> [THE EXERCISE]: Using the entries that follow, state how many lines contain the word "SRMTID". The response is that number and nothing more.

> [MATERIAL SHOWN]:
↓

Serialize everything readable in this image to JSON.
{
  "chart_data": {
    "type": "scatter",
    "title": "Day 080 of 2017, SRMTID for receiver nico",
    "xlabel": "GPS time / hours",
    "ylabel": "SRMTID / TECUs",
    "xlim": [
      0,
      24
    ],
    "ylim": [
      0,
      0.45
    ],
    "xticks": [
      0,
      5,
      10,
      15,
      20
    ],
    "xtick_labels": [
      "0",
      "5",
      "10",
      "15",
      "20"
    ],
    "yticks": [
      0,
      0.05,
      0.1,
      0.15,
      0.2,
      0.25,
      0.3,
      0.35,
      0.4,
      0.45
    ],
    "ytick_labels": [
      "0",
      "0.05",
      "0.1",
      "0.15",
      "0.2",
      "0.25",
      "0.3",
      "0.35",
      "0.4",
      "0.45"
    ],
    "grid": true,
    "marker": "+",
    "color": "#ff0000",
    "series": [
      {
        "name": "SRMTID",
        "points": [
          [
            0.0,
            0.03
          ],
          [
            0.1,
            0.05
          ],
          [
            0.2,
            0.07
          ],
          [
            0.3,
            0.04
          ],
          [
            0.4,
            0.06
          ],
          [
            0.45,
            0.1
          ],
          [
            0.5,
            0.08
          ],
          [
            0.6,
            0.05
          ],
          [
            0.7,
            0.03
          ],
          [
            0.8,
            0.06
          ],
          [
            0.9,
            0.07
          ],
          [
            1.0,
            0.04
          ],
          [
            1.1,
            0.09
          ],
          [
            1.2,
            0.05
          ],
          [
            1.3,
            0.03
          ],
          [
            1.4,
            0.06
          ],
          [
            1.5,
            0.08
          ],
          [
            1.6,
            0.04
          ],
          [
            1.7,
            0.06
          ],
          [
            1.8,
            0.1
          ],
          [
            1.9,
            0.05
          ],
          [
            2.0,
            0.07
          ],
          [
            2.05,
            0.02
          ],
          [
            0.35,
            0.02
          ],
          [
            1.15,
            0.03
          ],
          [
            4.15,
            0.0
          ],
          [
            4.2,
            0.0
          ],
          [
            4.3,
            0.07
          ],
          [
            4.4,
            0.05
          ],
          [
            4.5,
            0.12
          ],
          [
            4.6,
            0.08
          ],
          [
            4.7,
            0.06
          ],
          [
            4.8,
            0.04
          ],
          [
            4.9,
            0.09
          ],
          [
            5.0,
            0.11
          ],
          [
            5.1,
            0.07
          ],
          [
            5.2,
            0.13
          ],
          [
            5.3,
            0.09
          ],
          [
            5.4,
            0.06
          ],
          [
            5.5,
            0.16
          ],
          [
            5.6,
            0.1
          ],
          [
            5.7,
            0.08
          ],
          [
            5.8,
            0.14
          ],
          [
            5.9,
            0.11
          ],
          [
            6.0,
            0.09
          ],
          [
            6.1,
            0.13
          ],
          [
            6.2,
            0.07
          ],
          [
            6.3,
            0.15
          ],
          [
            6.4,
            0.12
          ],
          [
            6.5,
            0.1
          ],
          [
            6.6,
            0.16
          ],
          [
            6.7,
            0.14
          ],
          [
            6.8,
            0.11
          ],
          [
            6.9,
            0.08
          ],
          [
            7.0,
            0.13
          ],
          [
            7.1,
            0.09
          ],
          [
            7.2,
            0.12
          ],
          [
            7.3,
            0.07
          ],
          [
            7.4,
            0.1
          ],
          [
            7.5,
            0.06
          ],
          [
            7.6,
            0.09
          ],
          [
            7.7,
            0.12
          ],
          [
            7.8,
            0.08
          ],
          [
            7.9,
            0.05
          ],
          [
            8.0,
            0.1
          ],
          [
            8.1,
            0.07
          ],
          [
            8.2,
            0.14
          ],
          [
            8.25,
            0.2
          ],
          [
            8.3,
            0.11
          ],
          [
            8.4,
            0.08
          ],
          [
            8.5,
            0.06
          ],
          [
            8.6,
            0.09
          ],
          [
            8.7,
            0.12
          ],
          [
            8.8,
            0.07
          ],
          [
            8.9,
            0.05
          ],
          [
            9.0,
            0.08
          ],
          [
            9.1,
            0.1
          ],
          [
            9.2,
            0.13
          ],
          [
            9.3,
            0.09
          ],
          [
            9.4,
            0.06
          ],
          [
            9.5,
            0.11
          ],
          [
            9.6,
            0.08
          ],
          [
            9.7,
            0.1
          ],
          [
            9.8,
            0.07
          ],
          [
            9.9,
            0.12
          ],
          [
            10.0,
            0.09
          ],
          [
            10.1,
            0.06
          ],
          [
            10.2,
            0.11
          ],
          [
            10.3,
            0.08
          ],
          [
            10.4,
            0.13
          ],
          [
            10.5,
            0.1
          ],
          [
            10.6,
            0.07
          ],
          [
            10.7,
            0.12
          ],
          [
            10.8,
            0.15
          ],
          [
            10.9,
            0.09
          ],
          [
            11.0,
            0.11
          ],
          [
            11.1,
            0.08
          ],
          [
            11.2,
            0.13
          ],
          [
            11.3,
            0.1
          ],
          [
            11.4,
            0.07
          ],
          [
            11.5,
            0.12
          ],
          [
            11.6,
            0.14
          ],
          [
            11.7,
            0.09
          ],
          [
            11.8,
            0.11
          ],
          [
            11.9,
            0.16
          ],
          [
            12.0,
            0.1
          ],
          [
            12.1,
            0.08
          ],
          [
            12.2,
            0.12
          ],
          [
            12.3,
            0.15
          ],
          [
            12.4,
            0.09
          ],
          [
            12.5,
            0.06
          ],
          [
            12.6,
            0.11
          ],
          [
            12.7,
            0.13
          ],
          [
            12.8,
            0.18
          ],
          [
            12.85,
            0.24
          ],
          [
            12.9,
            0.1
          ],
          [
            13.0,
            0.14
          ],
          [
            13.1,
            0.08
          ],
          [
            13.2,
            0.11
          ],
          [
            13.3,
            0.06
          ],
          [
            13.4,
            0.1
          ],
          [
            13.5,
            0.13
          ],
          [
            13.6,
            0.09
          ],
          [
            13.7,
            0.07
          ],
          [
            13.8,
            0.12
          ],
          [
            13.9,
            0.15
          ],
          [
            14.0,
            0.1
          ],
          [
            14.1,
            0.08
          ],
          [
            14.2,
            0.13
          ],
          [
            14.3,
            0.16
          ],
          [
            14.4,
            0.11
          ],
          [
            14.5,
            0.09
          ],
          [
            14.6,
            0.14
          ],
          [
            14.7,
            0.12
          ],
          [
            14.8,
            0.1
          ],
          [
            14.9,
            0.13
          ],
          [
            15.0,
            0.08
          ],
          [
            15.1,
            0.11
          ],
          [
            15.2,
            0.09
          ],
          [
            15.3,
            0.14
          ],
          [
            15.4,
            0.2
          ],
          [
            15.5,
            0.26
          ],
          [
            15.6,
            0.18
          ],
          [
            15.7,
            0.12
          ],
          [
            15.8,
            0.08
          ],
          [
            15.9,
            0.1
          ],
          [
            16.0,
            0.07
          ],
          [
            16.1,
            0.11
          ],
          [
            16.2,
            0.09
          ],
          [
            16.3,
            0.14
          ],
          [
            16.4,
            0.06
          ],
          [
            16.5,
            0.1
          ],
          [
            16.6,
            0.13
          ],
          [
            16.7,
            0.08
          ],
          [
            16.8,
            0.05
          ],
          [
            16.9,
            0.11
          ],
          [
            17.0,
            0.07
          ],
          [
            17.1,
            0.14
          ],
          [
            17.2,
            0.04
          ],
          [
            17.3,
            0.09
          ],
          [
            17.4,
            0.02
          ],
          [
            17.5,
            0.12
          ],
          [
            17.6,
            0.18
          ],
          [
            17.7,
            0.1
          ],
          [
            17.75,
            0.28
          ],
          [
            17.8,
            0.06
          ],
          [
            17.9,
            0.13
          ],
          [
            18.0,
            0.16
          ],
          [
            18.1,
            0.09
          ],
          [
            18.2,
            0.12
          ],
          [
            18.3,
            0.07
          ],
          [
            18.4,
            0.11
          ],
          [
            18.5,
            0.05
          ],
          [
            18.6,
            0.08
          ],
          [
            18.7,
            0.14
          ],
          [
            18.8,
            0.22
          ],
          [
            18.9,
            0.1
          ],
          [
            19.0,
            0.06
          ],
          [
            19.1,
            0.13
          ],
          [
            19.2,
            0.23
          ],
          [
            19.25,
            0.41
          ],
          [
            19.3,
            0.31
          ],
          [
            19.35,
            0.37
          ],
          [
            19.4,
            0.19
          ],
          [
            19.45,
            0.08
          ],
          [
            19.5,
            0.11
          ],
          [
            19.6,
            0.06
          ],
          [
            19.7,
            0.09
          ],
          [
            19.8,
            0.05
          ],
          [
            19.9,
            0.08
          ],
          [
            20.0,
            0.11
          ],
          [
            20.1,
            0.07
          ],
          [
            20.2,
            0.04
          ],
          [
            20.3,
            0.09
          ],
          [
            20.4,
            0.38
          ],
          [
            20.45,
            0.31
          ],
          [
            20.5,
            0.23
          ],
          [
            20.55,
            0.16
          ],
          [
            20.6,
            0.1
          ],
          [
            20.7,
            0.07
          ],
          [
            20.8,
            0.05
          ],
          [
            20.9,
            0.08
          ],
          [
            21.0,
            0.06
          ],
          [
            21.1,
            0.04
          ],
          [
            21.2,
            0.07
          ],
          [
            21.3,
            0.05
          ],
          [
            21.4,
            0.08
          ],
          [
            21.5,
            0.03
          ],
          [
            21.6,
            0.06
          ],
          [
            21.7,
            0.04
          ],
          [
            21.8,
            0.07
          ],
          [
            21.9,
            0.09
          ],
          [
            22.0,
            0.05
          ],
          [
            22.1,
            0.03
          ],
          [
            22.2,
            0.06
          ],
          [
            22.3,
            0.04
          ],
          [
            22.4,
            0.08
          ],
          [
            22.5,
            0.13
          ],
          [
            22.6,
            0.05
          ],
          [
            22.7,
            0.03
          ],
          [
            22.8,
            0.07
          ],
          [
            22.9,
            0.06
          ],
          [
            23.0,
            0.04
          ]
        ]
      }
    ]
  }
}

↑

> [EXERCISE ANSWER]: 3